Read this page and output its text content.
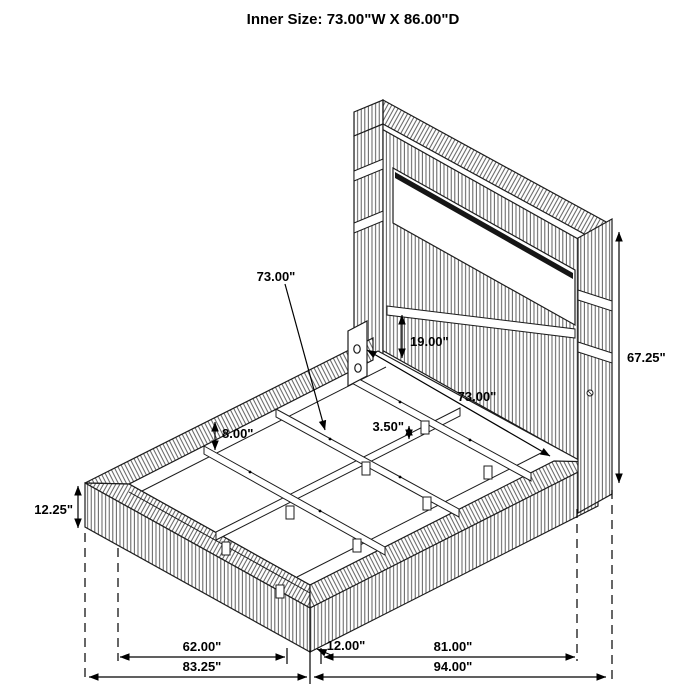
73.00"
19.00"
67.25"
73.00"
3.50"
8.00"
12.25"
62.00"	12.00"	81.00"
83.25"	94.00"
Inner Size: 73.00"W X 86.00"D
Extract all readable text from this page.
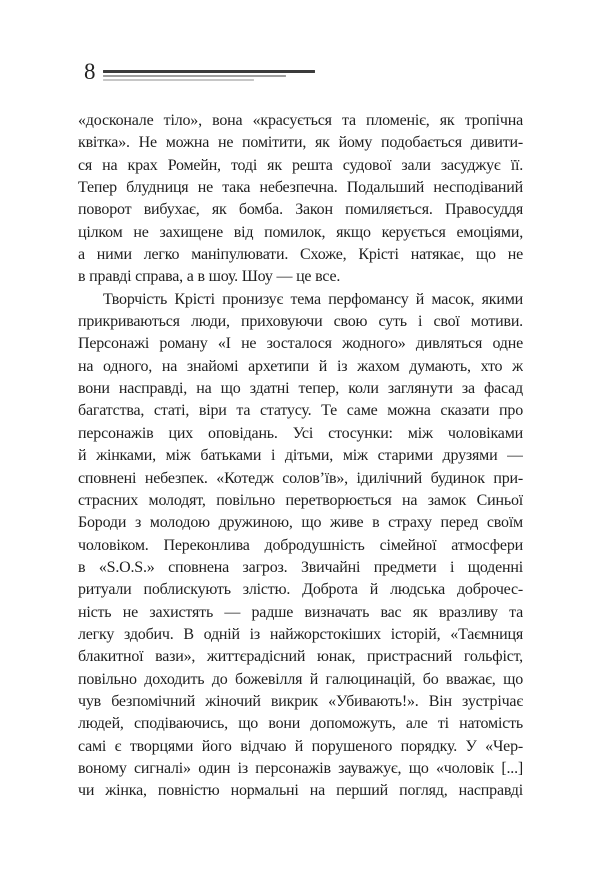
8
«досконале тіло», вона «красується та пломеніє, як тропічна
квітка». Не можна не помітити, як йому подобається дивити-
ся на крах Ромейн, тоді як решта судової зали засуджує її.
Тепер блудниця не така небезпечна. Подальший несподіваний
поворот вибухає, як бомба. Закон помиляється. Правосуддя
цілком не захищене від помилок, якщо керується емоціями,
а ними легко маніпулювати. Схоже, Крісті натякає, що не
в правді справа, а в шоу. Шоу — це все.
Творчість Крісті пронизує тема перфомансу й масок, якими
прикриваються люди, приховуючи свою суть і свої мотиви.
Персонажі роману «І не зосталося жодного» дивляться одне
на одного, на знайомі архетипи й із жахом думають, хто ж
вони насправді, на що здатні тепер, коли заглянути за фасад
багатства, статі, віри та статусу. Те саме можна сказати про
персонажів цих оповідань. Усі стосунки: між чоловіками
й жінками, між батьками і дітьми, між старими друзями —
сповнені небезпек. «Котедж солов’їв», ідилічний будинок при-
страсних молодят, повільно перетворюється на замок Синьої
Бороди з молодою дружиною, що живе в страху перед своїм
чоловіком. Переконлива добродушність сімейної атмосфери
в «S.O.S.» сповнена загроз. Звичайні предмети і щоденні
ритуали поблискують злістю. Доброта й людська доброчес-
ність не захистять — радше визначать вас як вразливу та
легку здобич. В одній із найжорстокіших історій, «Таємниця
блакитної вази», життєрадісний юнак, пристрасний гольфіст,
повільно доходить до божевілля й галюцинацій, бо вважає, що
чув безпомічний жіночий викрик «Убивають!». Він зустрічає
людей, сподіваючись, що вони допоможуть, але ті натомість
самі є творцями його відчаю й порушеного порядку. У «Чер-
воному сигналі» один із персонажів зауважує, що «чоловік [...]
чи жінка, повністю нормальні на перший погляд, насправді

##########

__What you will do__
Copy out each line that contains the word "Крісті".

__Solution__
а ними легко маніпулювати. Схоже, Крісті натякає, що не
Творчість Крісті пронизує тема перфомансу й масок, якими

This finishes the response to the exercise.